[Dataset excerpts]
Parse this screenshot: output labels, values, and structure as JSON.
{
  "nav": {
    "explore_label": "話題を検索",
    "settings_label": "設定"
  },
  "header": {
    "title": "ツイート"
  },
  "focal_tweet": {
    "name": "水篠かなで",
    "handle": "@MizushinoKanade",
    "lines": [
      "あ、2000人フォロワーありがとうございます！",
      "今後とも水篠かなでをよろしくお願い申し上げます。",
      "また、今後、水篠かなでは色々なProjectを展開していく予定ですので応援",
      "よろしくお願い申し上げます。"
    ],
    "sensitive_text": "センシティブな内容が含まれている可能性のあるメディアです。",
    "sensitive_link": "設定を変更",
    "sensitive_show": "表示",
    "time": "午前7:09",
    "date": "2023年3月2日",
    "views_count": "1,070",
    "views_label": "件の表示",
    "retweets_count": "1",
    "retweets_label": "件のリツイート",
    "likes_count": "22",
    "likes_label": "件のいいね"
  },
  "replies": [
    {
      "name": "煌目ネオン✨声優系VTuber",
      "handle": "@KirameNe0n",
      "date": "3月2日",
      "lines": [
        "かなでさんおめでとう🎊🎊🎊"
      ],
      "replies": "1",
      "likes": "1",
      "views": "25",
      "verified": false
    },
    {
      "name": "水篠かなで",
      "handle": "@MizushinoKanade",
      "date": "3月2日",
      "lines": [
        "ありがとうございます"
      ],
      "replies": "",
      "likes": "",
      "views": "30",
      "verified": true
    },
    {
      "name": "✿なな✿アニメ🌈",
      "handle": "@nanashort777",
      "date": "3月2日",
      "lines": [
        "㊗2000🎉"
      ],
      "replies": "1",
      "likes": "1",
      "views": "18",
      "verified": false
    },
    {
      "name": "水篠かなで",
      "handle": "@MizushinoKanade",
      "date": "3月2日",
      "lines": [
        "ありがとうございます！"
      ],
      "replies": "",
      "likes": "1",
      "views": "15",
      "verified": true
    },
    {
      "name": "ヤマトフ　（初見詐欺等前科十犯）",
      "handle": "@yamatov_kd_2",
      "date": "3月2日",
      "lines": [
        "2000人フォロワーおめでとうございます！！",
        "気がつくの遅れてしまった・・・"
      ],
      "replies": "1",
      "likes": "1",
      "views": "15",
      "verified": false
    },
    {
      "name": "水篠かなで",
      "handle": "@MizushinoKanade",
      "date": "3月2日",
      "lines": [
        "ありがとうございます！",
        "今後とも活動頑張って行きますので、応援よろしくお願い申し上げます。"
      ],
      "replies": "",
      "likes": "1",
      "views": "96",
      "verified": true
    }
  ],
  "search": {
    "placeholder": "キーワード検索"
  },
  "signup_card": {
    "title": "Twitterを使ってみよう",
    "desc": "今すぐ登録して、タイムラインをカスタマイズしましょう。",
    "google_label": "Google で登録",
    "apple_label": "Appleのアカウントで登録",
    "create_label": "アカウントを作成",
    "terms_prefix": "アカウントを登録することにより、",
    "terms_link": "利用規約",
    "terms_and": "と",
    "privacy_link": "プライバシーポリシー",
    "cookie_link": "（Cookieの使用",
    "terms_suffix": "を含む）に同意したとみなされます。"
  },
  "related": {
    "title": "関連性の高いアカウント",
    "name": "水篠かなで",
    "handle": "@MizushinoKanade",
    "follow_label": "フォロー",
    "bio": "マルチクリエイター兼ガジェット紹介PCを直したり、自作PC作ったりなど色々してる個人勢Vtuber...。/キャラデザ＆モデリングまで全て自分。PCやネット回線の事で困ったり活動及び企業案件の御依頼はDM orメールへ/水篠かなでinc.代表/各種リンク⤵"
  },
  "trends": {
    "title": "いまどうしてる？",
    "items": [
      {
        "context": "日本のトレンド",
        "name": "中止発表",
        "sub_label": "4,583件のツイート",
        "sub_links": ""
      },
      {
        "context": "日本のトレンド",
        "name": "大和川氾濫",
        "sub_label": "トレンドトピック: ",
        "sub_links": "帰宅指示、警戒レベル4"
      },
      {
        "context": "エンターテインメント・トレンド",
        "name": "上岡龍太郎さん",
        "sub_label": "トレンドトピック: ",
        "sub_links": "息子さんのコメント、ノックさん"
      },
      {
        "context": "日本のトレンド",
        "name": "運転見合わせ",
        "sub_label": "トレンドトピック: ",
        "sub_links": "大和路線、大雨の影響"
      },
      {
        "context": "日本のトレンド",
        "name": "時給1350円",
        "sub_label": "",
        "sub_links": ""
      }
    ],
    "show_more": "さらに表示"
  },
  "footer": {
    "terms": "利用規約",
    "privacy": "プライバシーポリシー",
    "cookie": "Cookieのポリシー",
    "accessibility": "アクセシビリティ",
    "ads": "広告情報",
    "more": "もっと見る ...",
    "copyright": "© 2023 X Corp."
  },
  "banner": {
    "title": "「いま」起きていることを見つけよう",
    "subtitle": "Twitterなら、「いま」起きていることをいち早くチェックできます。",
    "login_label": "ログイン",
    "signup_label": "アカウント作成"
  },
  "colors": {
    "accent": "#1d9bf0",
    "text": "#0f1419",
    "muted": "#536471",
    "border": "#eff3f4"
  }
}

### Directive
Reproduce each entry above exactly, keeping every word.

### Worked answer
Parse this screenshot: output labels, values, and structure as JSON.
{
  "nav": {
    "explore_label": "話題を検索",
    "settings_label": "設定"
  },
  "header": {
    "title": "ツイート"
  },
  "focal_tweet": {
    "name": "水篠かなで",
    "handle": "@MizushinoKanade",
    "lines": [
      "あ、2000人フォロワーありがとうございます！",
      "今後とも水篠かなでをよろしくお願い申し上げます。",
      "また、今後、水篠かなでは色々なProjectを展開していく予定ですので応援",
      "よろしくお願い申し上げます。"
    ],
    "sensitive_text": "センシティブな内容が含まれている可能性のあるメディアです。",
    "sensitive_link": "設定を変更",
    "sensitive_show": "表示",
    "time": "午前7:09",
    "date": "2023年3月2日",
    "views_count": "1,070",
    "views_label": "件の表示",
    "retweets_count": "1",
    "retweets_label": "件のリツイート",
    "likes_count": "22",
    "likes_label": "件のいいね"
  },
  "replies": [
    {
      "name": "煌目ネオン✨声優系VTuber",
      "handle": "@KirameNe0n",
      "date": "3月2日",
      "lines": [
        "かなでさんおめでとう🎊🎊🎊"
      ],
      "replies": "1",
      "likes": "1",
      "views": "25",
      "verified": false
    },
    {
      "name": "水篠かなで",
      "handle": "@MizushinoKanade",
      "date": "3月2日",
      "lines": [
        "ありがとうございます"
      ],
      "replies": "",
      "likes": "",
      "views": "30",
      "verified": true
    },
    {
      "name": "✿なな✿アニメ🌈",
      "handle": "@nanashort777",
      "date": "3月2日",
      "lines": [
        "㊗2000🎉"
      ],
      "replies": "1",
      "likes": "1",
      "views": "18",
      "verified": false
    },
    {
      "name": "水篠かなで",
      "handle": "@MizushinoKanade",
      "date": "3月2日",
      "lines": [
        "ありがとうございます！"
      ],
      "replies": "",
      "likes": "1",
      "views": "15",
      "verified": true
    },
    {
      "name": "ヤマトフ　（初見詐欺等前科十犯）",
      "handle": "@yamatov_kd_2",
      "date": "3月2日",
      "lines": [
        "2000人フォロワーおめでとうございます！！",
        "気がつくの遅れてしまった・・・"
      ],
      "replies": "1",
      "likes": "1",
      "views": "15",
      "verified": false
    },
    {
      "name": "水篠かなで",
      "handle": "@MizushinoKanade",
      "date": "3月2日",
      "lines": [
        "ありがとうございます！",
        "今後とも活動頑張って行きますので、応援よろしくお願い申し上げます。"
      ],
      "replies": "",
      "likes": "1",
      "views": "96",
      "verified": true
    }
  ],
  "search": {
    "placeholder": "キーワード検索"
  },
  "signup_card": {
    "title": "Twitterを使ってみよう",
    "desc": "今すぐ登録して、タイムラインをカスタマイズしましょう。",
    "google_label": "Google で登録",
    "apple_label": "Appleのアカウントで登録",
    "create_label": "アカウントを作成",
    "terms_prefix": "アカウントを登録することにより、",
    "terms_link": "利用規約",
    "terms_and": "と",
    "privacy_link": "プライバシーポリシー",
    "cookie_link": "（Cookieの使用",
    "terms_suffix": "を含む）に同意したとみなされます。"
  },
  "related": {
    "title": "関連性の高いアカウント",
    "name": "水篠かなで",
    "handle": "@MizushinoKanade",
    "follow_label": "フォロー",
    "bio": "マルチクリエイター兼ガジェット紹介PCを直したり、自作PC作ったりなど色々してる個人勢Vtuber...。/キャラデザ＆モデリングまで全て自分。PCやネット回線の事で困ったり活動及び企業案件の御依頼はDM orメールへ/水篠かなでinc.代表/各種リンク⤵"
  },
  "trends": {
    "title": "いまどうしてる？",
    "items": [
      {
        "context": "日本のトレンド",
        "name": "中止発表",
        "sub_label": "4,583件のツイート",
        "sub_links": ""
      },
      {
        "context": "日本のトレンド",
        "name": "大和川氾濫",
        "sub_label": "トレンドトピック: ",
        "sub_links": "帰宅指示、警戒レベル4"
      },
      {
        "context": "エンターテインメント・トレンド",
        "name": "上岡龍太郎さん",
        "sub_label": "トレンドトピック: ",
        "sub_links": "息子さんのコメント、ノックさん"
      },
      {
        "context": "日本のトレンド",
        "name": "運転見合わせ",
        "sub_label": "トレンドトピック: ",
        "sub_links": "大和路線、大雨の影響"
      },
      {
        "context": "日本のトレンド",
        "name": "時給1350円",
        "sub_label": "",
        "sub_links": ""
      }
    ],
    "show_more": "さらに表示"
  },
  "footer": {
    "terms": "利用規約",
    "privacy": "プライバシーポリシー",
    "cookie": "Cookieのポリシー",
    "accessibility": "アクセシビリティ",
    "ads": "広告情報",
    "more": "もっと見る ...",
    "copyright": "© 2023 X Corp."
  },
  "banner": {
    "title": "「いま」起きていることを見つけよう",
    "subtitle": "Twitterなら、「いま」起きていることをいち早くチェックできます。",
    "login_label": "ログイン",
    "signup_label": "アカウント作成"
  },
  "colors": {
    "accent": "#1d9bf0",
    "text": "#0f1419",
    "muted": "#536471",
    "border": "#eff3f4"
  }
}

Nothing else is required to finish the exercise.